**GOAL:**
Your task is to repeat the entries exactly. Leave the pictures out.

-- Start RECORDS SHOWN --

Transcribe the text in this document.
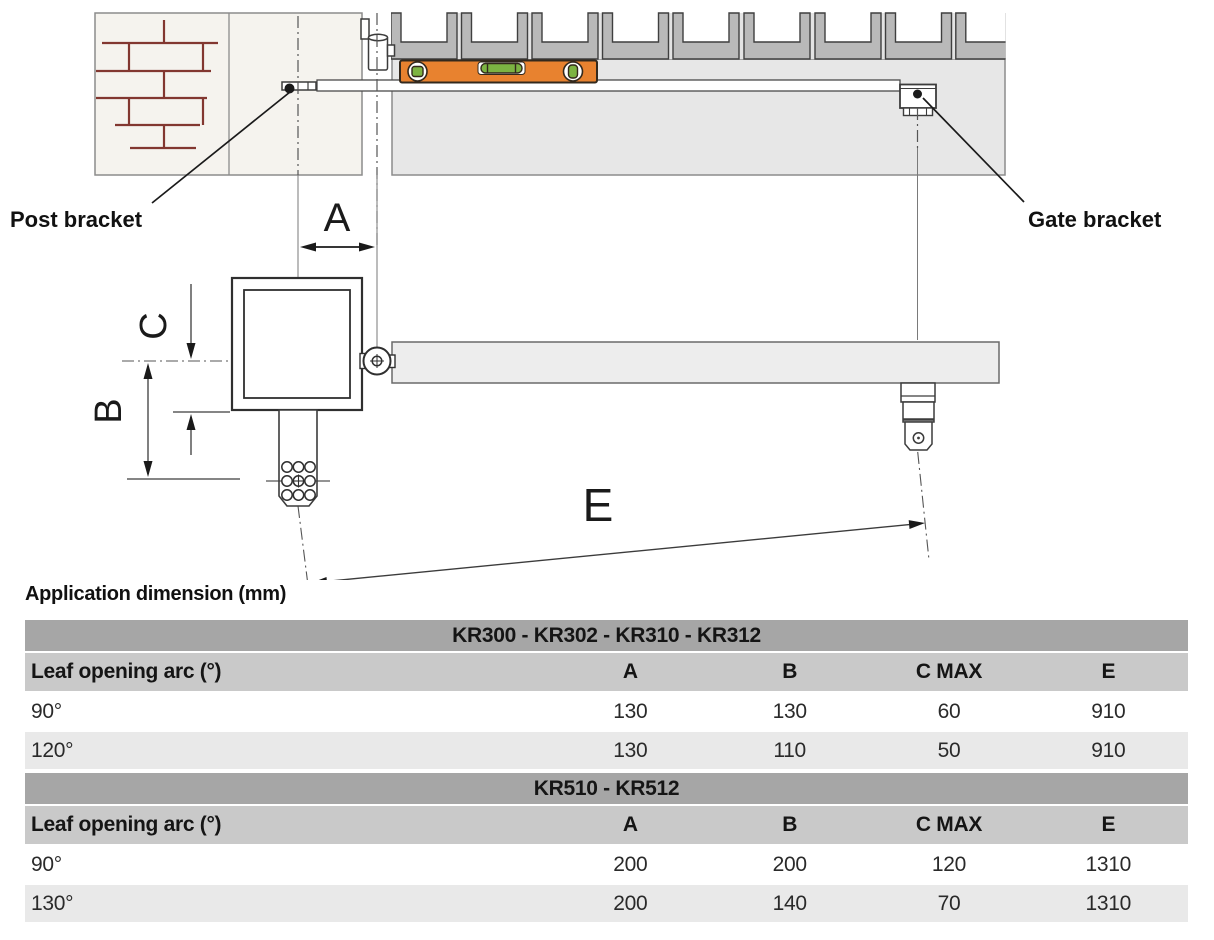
Post bracket	Gate bracket
A
C
B
E
Application dimension (mm)
KR300 - KR302 - KR310 - KR312
Leaf opening arc (°)	A	B	C MAX	E
90°	130	130	60	910
120°	130	110	50	910
KR510 - KR512
Leaf opening arc (°)	A	B	C MAX	E
90°	200	200	120	1310
130°	200	140	70	1310
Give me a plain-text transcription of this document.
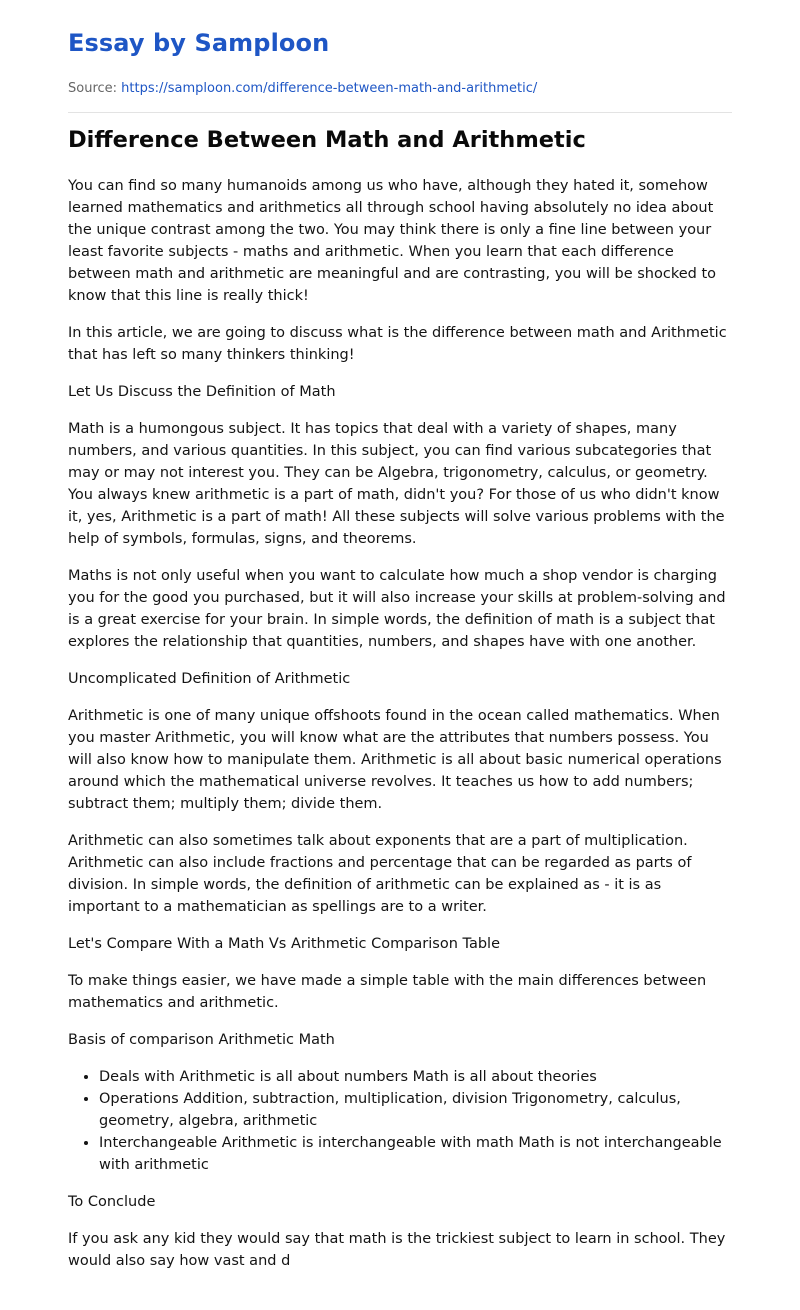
Essay by Samploon
Source: https://samploon.com/difference-between-math-and-arithmetic/
Difference Between Math and Arithmetic

You can find so many humanoids among us who have, although they hated it, somehow learned mathematics and arithmetics all through school having absolutely no idea about the unique contrast among the two. You may think there is only a fine line between your least favorite subjects - maths and arithmetic. When you learn that each difference between math and arithmetic are meaningful and are contrasting, you will be shocked to know that this line is really thick!

In this article, we are going to discuss what is the difference between math and Arithmetic that has left so many thinkers thinking!

Let Us Discuss the Definition of Math

Math is a humongous subject. It has topics that deal with a variety of shapes, many numbers, and various quantities. In this subject, you can find various subcategories that may or may not interest you. They can be Algebra, trigonometry, calculus, or geometry. You always knew arithmetic is a part of math, didn't you? For those of us who didn't know it, yes, Arithmetic is a part of math! All these subjects will solve various problems with the help of symbols, formulas, signs, and theorems.

Maths is not only useful when you want to calculate how much a shop vendor is charging you for the good you purchased, but it will also increase your skills at problem-solving and is a great exercise for your brain. In simple words, the definition of math is a subject that explores the relationship that quantities, numbers, and shapes have with one another.

Uncomplicated Definition of Arithmetic

Arithmetic is one of many unique offshoots found in the ocean called mathematics. When you master Arithmetic, you will know what are the attributes that numbers possess. You will also know how to manipulate them. Arithmetic is all about basic numerical operations around which the mathematical universe revolves. It teaches us how to add numbers; subtract them; multiply them; divide them.

Arithmetic can also sometimes talk about exponents that are a part of multiplication. Arithmetic can also include fractions and percentage that can be regarded as parts of division. In simple words, the definition of arithmetic can be explained as - it is as important to a mathematician as spellings are to a writer.

Let's Compare With a Math Vs Arithmetic Comparison Table

To make things easier, we have made a simple table with the main differences between mathematics and arithmetic.

Basis of comparison Arithmetic Math

• Deals with Arithmetic is all about numbers Math is all about theories
• Operations Addition, subtraction, multiplication, division Trigonometry, calculus, geometry, algebra, arithmetic
• Interchangeable Arithmetic is interchangeable with math Math is not interchangeable with arithmetic

To Conclude

If you ask any kid they would say that math is the trickiest subject to learn in school. They would also say how vast and d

-- End RECORDS SHOWN --

**ANSWER FOR THE TASK:**
Transcribe the text in this document.
Post bracket	Gate bracket
A
C
B
E
Application dimension (mm)
KR300 - KR302 - KR310 - KR312
Leaf opening arc (°)	A	B	C MAX	E
90°	130	130	60	910
120°	130	110	50	910
KR510 - KR512
Leaf opening arc (°)	A	B	C MAX	E
90°	200	200	120	1310
130°	200	140	70	1310
Give me a plain-text transcription of this document.
Essay by Samploon
Source: https://samploon.com/difference-between-math-and-arithmetic/
Difference Between Math and Arithmetic

You can find so many humanoids among us who have, although they hated it, somehow learned mathematics and arithmetics all through school having absolutely no idea about the unique contrast among the two. You may think there is only a fine line between your least favorite subjects - maths and arithmetic. When you learn that each difference between math and arithmetic are meaningful and are contrasting, you will be shocked to know that this line is really thick!

In this article, we are going to discuss what is the difference between math and Arithmetic that has left so many thinkers thinking!

Let Us Discuss the Definition of Math

Math is a humongous subject. It has topics that deal with a variety of shapes, many numbers, and various quantities. In this subject, you can find various subcategories that may or may not interest you. They can be Algebra, trigonometry, calculus, or geometry. You always knew arithmetic is a part of math, didn't you? For those of us who didn't know it, yes, Arithmetic is a part of math! All these subjects will solve various problems with the help of symbols, formulas, signs, and theorems.

Maths is not only useful when you want to calculate how much a shop vendor is charging you for the good you purchased, but it will also increase your skills at problem-solving and is a great exercise for your brain. In simple words, the definition of math is a subject that explores the relationship that quantities, numbers, and shapes have with one another.

Uncomplicated Definition of Arithmetic

Arithmetic is one of many unique offshoots found in the ocean called mathematics. When you master Arithmetic, you will know what are the attributes that numbers possess. You will also know how to manipulate them. Arithmetic is all about basic numerical operations around which the mathematical universe revolves. It teaches us how to add numbers; subtract them; multiply them; divide them.

Arithmetic can also sometimes talk about exponents that are a part of multiplication. Arithmetic can also include fractions and percentage that can be regarded as parts of division. In simple words, the definition of arithmetic can be explained as - it is as important to a mathematician as spellings are to a writer.

Let's Compare With a Math Vs Arithmetic Comparison Table

To make things easier, we have made a simple table with the main differences between mathematics and arithmetic.

Basis of comparison Arithmetic Math

• Deals with Arithmetic is all about numbers Math is all about theories
• Operations Addition, subtraction, multiplication, division Trigonometry, calculus, geometry, algebra, arithmetic
• Interchangeable Arithmetic is interchangeable with math Math is not interchangeable with arithmetic

To Conclude

If you ask any kid they would say that math is the trickiest subject to learn in school. They would also say how vast and d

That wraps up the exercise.